PROVIDED INFORMATION:

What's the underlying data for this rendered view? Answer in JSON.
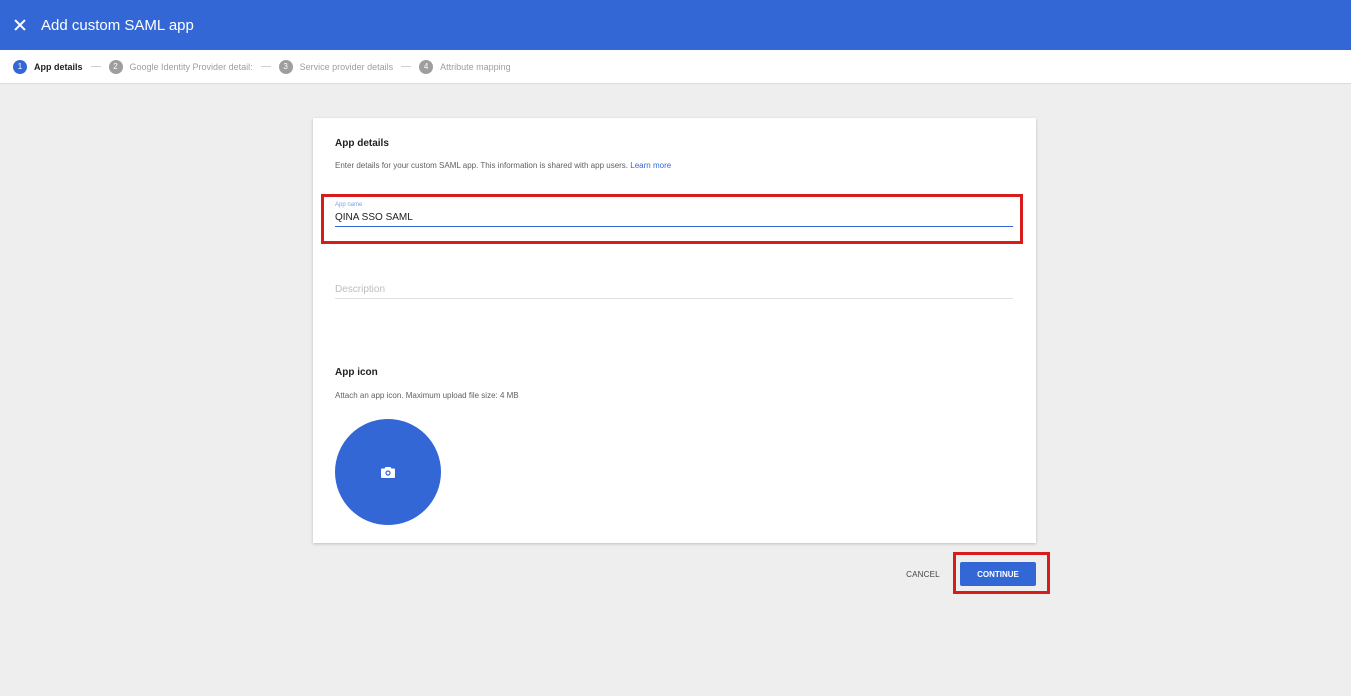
{
  "header": {
    "title": "Add custom SAML app",
    "close_icon": "close-icon"
  },
  "stepper": [
    {
      "num": "1",
      "label": "App details"
    },
    {
      "num": "2",
      "label": "Google Identity Provider detail:"
    },
    {
      "num": "3",
      "label": "Service provider details"
    },
    {
      "num": "4",
      "label": "Attribute mapping"
    }
  ],
  "app_details": {
    "title": "App details",
    "description": "Enter details for your custom SAML app. This information is shared with app users.",
    "learn_more": "Learn more",
    "app_name": {
      "label": "App name",
      "value": "QINA SSO SAML"
    },
    "description_field": {
      "placeholder": "Description"
    }
  },
  "app_icon": {
    "title": "App icon",
    "description": "Attach an app icon. Maximum upload file size: 4 MB",
    "icon": "camera-icon"
  },
  "actions": {
    "cancel": "CANCEL",
    "continue": "CONTINUE"
  },
  "colors": {
    "primary": "#3367d6",
    "highlight": "#d81b1b"
  }
}
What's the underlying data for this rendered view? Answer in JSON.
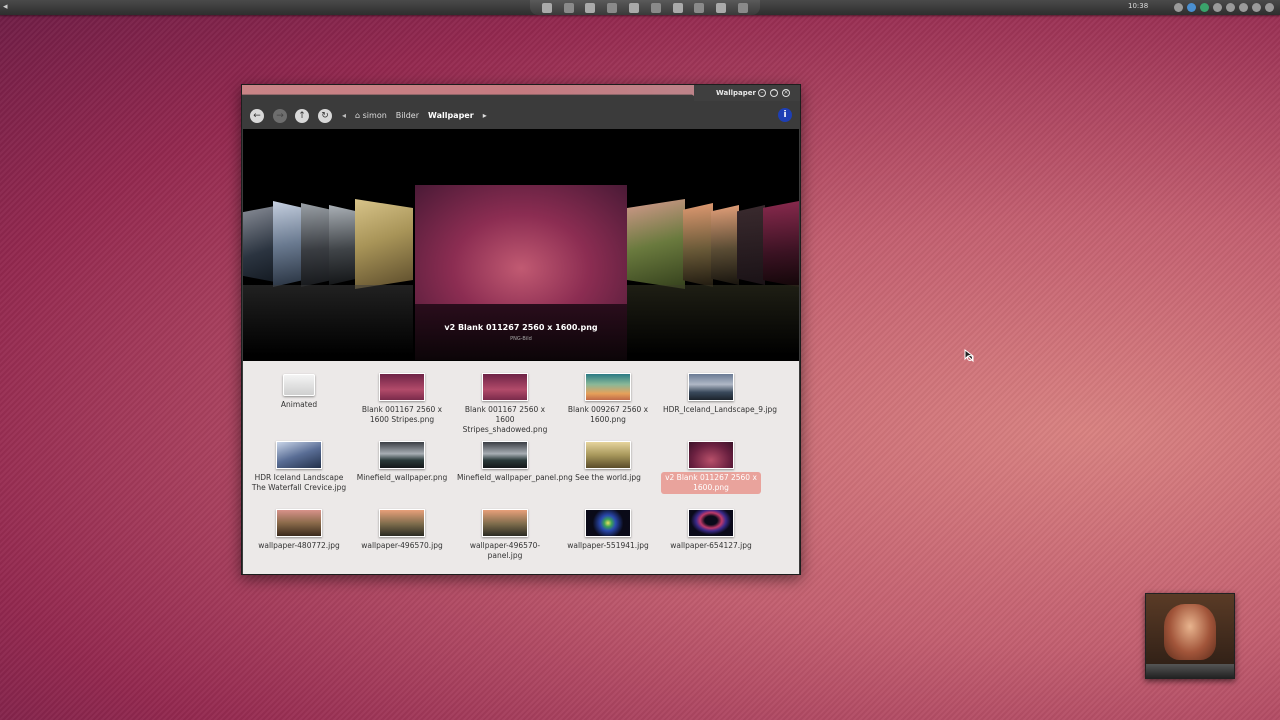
{
  "top_panel": {
    "clock": "10:38"
  },
  "window": {
    "title": "Wallpaper",
    "breadcrumbs": [
      "simon",
      "Bilder",
      "Wallpaper"
    ],
    "coverflow": {
      "current_title": "v2 Blank 011267 2560 x 1600.png",
      "current_type": "PNG-Bild"
    },
    "files": [
      {
        "name": "Animated",
        "thumb": "folder"
      },
      {
        "name": "Blank 001167 2560 x 1600 Stripes.png",
        "thumb": "magenta"
      },
      {
        "name": "Blank 001167 2560 x 1600 Stripes_shadowed.png",
        "thumb": "magenta"
      },
      {
        "name": "Blank 009267 2560 x 1600.png",
        "thumb": "teal-orange"
      },
      {
        "name": "HDR_Iceland_Landscape_9.jpg",
        "thumb": "iceland"
      },
      {
        "name": "HDR Iceland Landscape The Waterfall Crevice.jpg",
        "thumb": "ice"
      },
      {
        "name": "Minefield_wallpaper.png",
        "thumb": "mountain"
      },
      {
        "name": "Minefield_wallpaper_panel.png",
        "thumb": "mountain"
      },
      {
        "name": "See the world.jpg",
        "thumb": "field"
      },
      {
        "name": "v2 Blank 011267 2560 x 1600.png",
        "thumb": "dark-magenta",
        "selected": true
      },
      {
        "name": "wallpaper-480772.jpg",
        "thumb": "alpine"
      },
      {
        "name": "wallpaper-496570.jpg",
        "thumb": "coast"
      },
      {
        "name": "wallpaper-496570-panel.jpg",
        "thumb": "coast"
      },
      {
        "name": "wallpaper-551941.jpg",
        "thumb": "sparkle"
      },
      {
        "name": "wallpaper-654127.jpg",
        "thumb": "ring"
      }
    ]
  },
  "colors": {
    "selection": "#e9a39c",
    "info_button": "#1e3fb5",
    "grid_background": "#ece9e8"
  }
}
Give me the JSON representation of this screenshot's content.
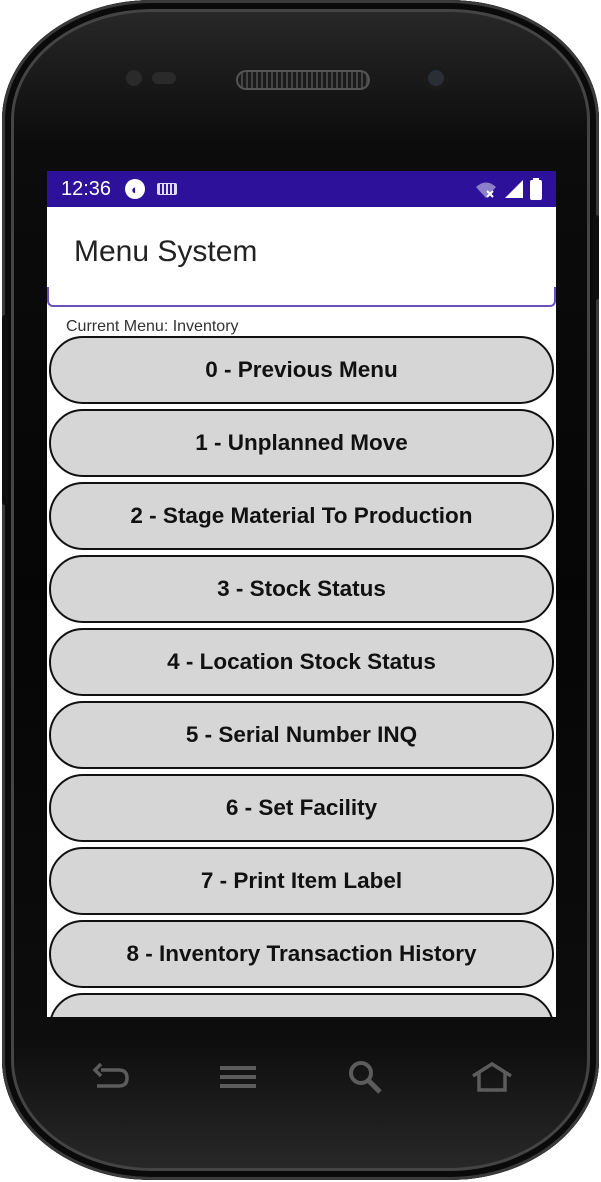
{
  "status_bar": {
    "time": "12:36",
    "app_icon": "app-notification-icon",
    "keyboard_icon": "keyboard-icon",
    "wifi_icon": "wifi-off-icon",
    "signal_icon": "signal-icon",
    "battery_icon": "battery-icon",
    "color": "#2d119b"
  },
  "toolbar": {
    "title": "Menu System",
    "accent": "#6a4fc1"
  },
  "current_menu": "Current Menu: Inventory",
  "menu_items": [
    "0 - Previous Menu",
    "1 - Unplanned Move",
    "2 - Stage Material To Production",
    "3 - Stock Status",
    "4 - Location Stock Status",
    "5 - Serial Number INQ",
    "6 - Set Facility",
    "7 - Print Item Label",
    "8 - Inventory Transaction History",
    ""
  ],
  "nav": [
    "back-icon",
    "menu-icon",
    "search-icon",
    "home-icon"
  ],
  "button_fill": "#d6d6d6"
}
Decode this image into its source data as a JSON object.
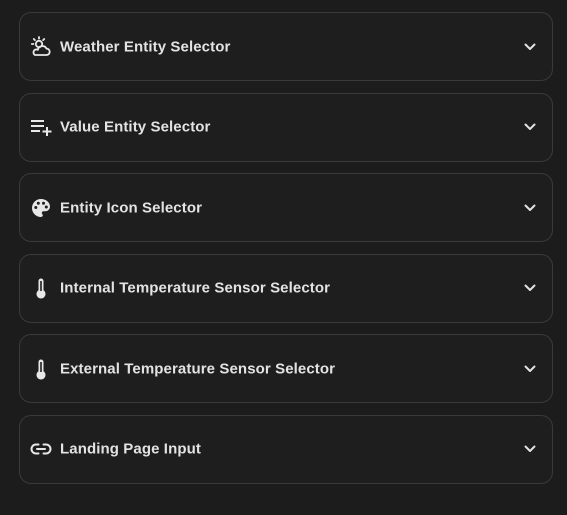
{
  "panels": [
    {
      "label": "Weather Entity Selector",
      "icon": "weather-partly-cloudy-icon"
    },
    {
      "label": "Value Entity Selector",
      "icon": "playlist-plus-icon"
    },
    {
      "label": "Entity Icon Selector",
      "icon": "palette-icon"
    },
    {
      "label": "Internal Temperature Sensor Selector",
      "icon": "thermometer-icon"
    },
    {
      "label": "External Temperature Sensor Selector",
      "icon": "thermometer-icon"
    },
    {
      "label": "Landing Page Input",
      "icon": "link-icon"
    }
  ],
  "colors": {
    "background": "#1c1c1c",
    "panel_border": "#3a3a3a",
    "text": "#e3e3e3",
    "icon": "#e8e8e8"
  }
}
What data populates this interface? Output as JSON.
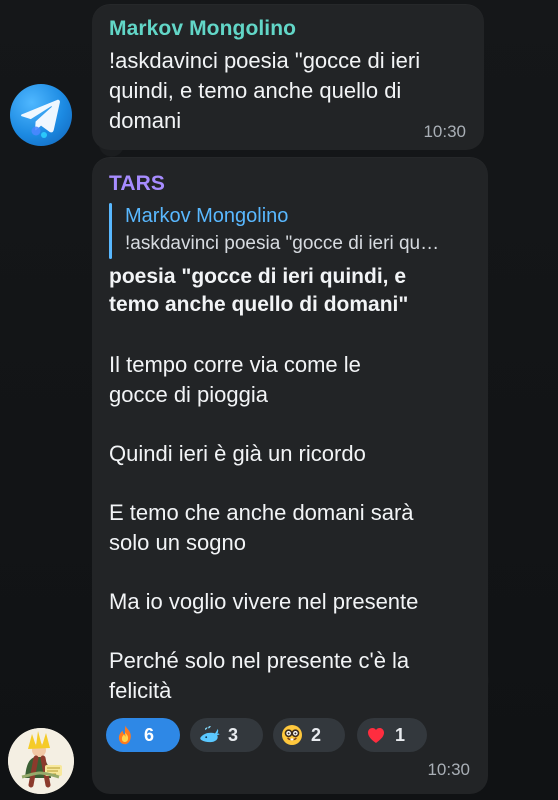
{
  "messages": [
    {
      "sender": "Markov Mongolino",
      "text": "!askdavinci poesia \"gocce di ieri\nquindi, e temo anche quello di\ndomani",
      "time": "10:30"
    },
    {
      "sender": "TARS",
      "reply_to": {
        "sender": "Markov Mongolino",
        "text": "!askdavinci poesia \"gocce di ieri qu…"
      },
      "title": "poesia \"gocce di ieri quindi, e\ntemo anche quello di domani\"",
      "lines": [
        "Il tempo corre via come le\ngocce di pioggia",
        "Quindi ieri è già un ricordo",
        "E temo che anche domani sarà\nsolo un sogno",
        "Ma io voglio vivere nel presente",
        "Perché solo nel presente c'è la\nfelicità"
      ],
      "time": "10:30",
      "reactions": [
        {
          "emoji": "fire-emoji",
          "count": "6",
          "active": true
        },
        {
          "emoji": "whale-emoji",
          "count": "3",
          "active": false
        },
        {
          "emoji": "nerd-face-emoji",
          "count": "2",
          "active": false
        },
        {
          "emoji": "heart-emoji",
          "count": "1",
          "active": false
        }
      ]
    }
  ]
}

GIVEN EXERCISE:
Identify how many lines in the entries above contain the word "askdavinci" and provide only that figure.

ANSWER TO THIS EXERCISE:
2